* begin Records for this task *

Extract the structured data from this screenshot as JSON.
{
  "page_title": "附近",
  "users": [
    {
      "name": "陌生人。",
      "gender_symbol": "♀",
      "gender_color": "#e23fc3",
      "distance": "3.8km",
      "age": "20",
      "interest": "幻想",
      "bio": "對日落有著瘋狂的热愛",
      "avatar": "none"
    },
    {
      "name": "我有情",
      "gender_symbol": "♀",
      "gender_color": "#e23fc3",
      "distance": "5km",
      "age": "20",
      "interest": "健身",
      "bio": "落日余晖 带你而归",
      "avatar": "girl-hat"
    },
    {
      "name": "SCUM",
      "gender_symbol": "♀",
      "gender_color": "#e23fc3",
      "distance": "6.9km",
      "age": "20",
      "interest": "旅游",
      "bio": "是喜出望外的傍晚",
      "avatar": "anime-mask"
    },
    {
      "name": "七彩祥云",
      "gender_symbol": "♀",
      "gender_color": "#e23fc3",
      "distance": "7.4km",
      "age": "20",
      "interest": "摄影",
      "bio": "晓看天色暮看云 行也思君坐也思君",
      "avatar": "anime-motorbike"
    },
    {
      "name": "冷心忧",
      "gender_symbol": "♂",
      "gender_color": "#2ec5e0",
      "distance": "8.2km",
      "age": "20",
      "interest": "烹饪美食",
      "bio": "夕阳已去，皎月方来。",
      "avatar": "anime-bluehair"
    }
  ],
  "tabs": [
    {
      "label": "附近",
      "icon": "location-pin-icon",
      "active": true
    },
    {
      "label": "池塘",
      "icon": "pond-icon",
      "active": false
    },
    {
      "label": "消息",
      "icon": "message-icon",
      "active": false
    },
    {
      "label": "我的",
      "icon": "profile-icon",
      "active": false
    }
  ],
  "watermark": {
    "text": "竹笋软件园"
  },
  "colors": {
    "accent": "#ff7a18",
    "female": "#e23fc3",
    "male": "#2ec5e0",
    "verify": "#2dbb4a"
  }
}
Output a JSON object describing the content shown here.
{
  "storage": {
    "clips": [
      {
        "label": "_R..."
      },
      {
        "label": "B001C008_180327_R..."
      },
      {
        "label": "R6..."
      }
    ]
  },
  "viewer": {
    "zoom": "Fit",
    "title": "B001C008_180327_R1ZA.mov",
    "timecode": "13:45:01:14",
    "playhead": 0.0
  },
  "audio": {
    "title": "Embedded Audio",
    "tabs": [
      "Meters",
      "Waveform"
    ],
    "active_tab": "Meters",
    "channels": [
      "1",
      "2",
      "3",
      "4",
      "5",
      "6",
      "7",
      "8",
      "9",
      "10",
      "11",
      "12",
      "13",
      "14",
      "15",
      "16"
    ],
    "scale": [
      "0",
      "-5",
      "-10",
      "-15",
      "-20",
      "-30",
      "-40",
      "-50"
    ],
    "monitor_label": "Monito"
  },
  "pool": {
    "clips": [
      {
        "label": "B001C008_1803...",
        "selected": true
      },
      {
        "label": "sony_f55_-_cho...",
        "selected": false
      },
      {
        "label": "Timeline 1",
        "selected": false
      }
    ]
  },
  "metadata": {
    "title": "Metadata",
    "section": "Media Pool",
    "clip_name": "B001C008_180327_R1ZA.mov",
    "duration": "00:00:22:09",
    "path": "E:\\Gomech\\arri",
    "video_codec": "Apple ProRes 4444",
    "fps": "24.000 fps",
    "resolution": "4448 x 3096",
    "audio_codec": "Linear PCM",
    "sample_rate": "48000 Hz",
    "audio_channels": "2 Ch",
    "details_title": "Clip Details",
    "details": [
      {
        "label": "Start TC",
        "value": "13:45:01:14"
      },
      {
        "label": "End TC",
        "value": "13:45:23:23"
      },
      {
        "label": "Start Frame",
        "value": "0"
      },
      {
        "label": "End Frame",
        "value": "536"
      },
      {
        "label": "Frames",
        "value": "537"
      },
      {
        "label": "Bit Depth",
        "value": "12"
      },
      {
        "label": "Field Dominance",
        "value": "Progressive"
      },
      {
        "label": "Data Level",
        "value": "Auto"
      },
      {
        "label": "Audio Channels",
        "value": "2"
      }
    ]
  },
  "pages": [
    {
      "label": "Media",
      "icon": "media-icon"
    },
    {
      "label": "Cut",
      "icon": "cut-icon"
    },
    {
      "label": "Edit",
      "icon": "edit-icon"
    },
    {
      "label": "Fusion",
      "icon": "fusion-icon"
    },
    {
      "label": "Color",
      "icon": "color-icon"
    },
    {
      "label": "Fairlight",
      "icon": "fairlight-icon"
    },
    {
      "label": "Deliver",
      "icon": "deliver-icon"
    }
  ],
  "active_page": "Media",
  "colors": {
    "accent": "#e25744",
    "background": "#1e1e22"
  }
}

* end Records for this task *

_Task statement_: Repeat the material from above exactly, word for word.

_Exercise result_:
Extract the structured data from this screenshot as JSON.
{
  "page_title": "附近",
  "users": [
    {
      "name": "陌生人。",
      "gender_symbol": "♀",
      "gender_color": "#e23fc3",
      "distance": "3.8km",
      "age": "20",
      "interest": "幻想",
      "bio": "對日落有著瘋狂的热愛",
      "avatar": "none"
    },
    {
      "name": "我有情",
      "gender_symbol": "♀",
      "gender_color": "#e23fc3",
      "distance": "5km",
      "age": "20",
      "interest": "健身",
      "bio": "落日余晖 带你而归",
      "avatar": "girl-hat"
    },
    {
      "name": "SCUM",
      "gender_symbol": "♀",
      "gender_color": "#e23fc3",
      "distance": "6.9km",
      "age": "20",
      "interest": "旅游",
      "bio": "是喜出望外的傍晚",
      "avatar": "anime-mask"
    },
    {
      "name": "七彩祥云",
      "gender_symbol": "♀",
      "gender_color": "#e23fc3",
      "distance": "7.4km",
      "age": "20",
      "interest": "摄影",
      "bio": "晓看天色暮看云 行也思君坐也思君",
      "avatar": "anime-motorbike"
    },
    {
      "name": "冷心忧",
      "gender_symbol": "♂",
      "gender_color": "#2ec5e0",
      "distance": "8.2km",
      "age": "20",
      "interest": "烹饪美食",
      "bio": "夕阳已去，皎月方来。",
      "avatar": "anime-bluehair"
    }
  ],
  "tabs": [
    {
      "label": "附近",
      "icon": "location-pin-icon",
      "active": true
    },
    {
      "label": "池塘",
      "icon": "pond-icon",
      "active": false
    },
    {
      "label": "消息",
      "icon": "message-icon",
      "active": false
    },
    {
      "label": "我的",
      "icon": "profile-icon",
      "active": false
    }
  ],
  "watermark": {
    "text": "竹笋软件园"
  },
  "colors": {
    "accent": "#ff7a18",
    "female": "#e23fc3",
    "male": "#2ec5e0",
    "verify": "#2dbb4a"
  }
}
Output a JSON object describing the content shown here.
{
  "storage": {
    "clips": [
      {
        "label": "_R..."
      },
      {
        "label": "B001C008_180327_R..."
      },
      {
        "label": "R6..."
      }
    ]
  },
  "viewer": {
    "zoom": "Fit",
    "title": "B001C008_180327_R1ZA.mov",
    "timecode": "13:45:01:14",
    "playhead": 0.0
  },
  "audio": {
    "title": "Embedded Audio",
    "tabs": [
      "Meters",
      "Waveform"
    ],
    "active_tab": "Meters",
    "channels": [
      "1",
      "2",
      "3",
      "4",
      "5",
      "6",
      "7",
      "8",
      "9",
      "10",
      "11",
      "12",
      "13",
      "14",
      "15",
      "16"
    ],
    "scale": [
      "0",
      "-5",
      "-10",
      "-15",
      "-20",
      "-30",
      "-40",
      "-50"
    ],
    "monitor_label": "Monito"
  },
  "pool": {
    "clips": [
      {
        "label": "B001C008_1803...",
        "selected": true
      },
      {
        "label": "sony_f55_-_cho...",
        "selected": false
      },
      {
        "label": "Timeline 1",
        "selected": false
      }
    ]
  },
  "metadata": {
    "title": "Metadata",
    "section": "Media Pool",
    "clip_name": "B001C008_180327_R1ZA.mov",
    "duration": "00:00:22:09",
    "path": "E:\\Gomech\\arri",
    "video_codec": "Apple ProRes 4444",
    "fps": "24.000 fps",
    "resolution": "4448 x 3096",
    "audio_codec": "Linear PCM",
    "sample_rate": "48000 Hz",
    "audio_channels": "2 Ch",
    "details_title": "Clip Details",
    "details": [
      {
        "label": "Start TC",
        "value": "13:45:01:14"
      },
      {
        "label": "End TC",
        "value": "13:45:23:23"
      },
      {
        "label": "Start Frame",
        "value": "0"
      },
      {
        "label": "End Frame",
        "value": "536"
      },
      {
        "label": "Frames",
        "value": "537"
      },
      {
        "label": "Bit Depth",
        "value": "12"
      },
      {
        "label": "Field Dominance",
        "value": "Progressive"
      },
      {
        "label": "Data Level",
        "value": "Auto"
      },
      {
        "label": "Audio Channels",
        "value": "2"
      }
    ]
  },
  "pages": [
    {
      "label": "Media",
      "icon": "media-icon"
    },
    {
      "label": "Cut",
      "icon": "cut-icon"
    },
    {
      "label": "Edit",
      "icon": "edit-icon"
    },
    {
      "label": "Fusion",
      "icon": "fusion-icon"
    },
    {
      "label": "Color",
      "icon": "color-icon"
    },
    {
      "label": "Fairlight",
      "icon": "fairlight-icon"
    },
    {
      "label": "Deliver",
      "icon": "deliver-icon"
    }
  ],
  "active_page": "Media",
  "colors": {
    "accent": "#e25744",
    "background": "#1e1e22"
  }
}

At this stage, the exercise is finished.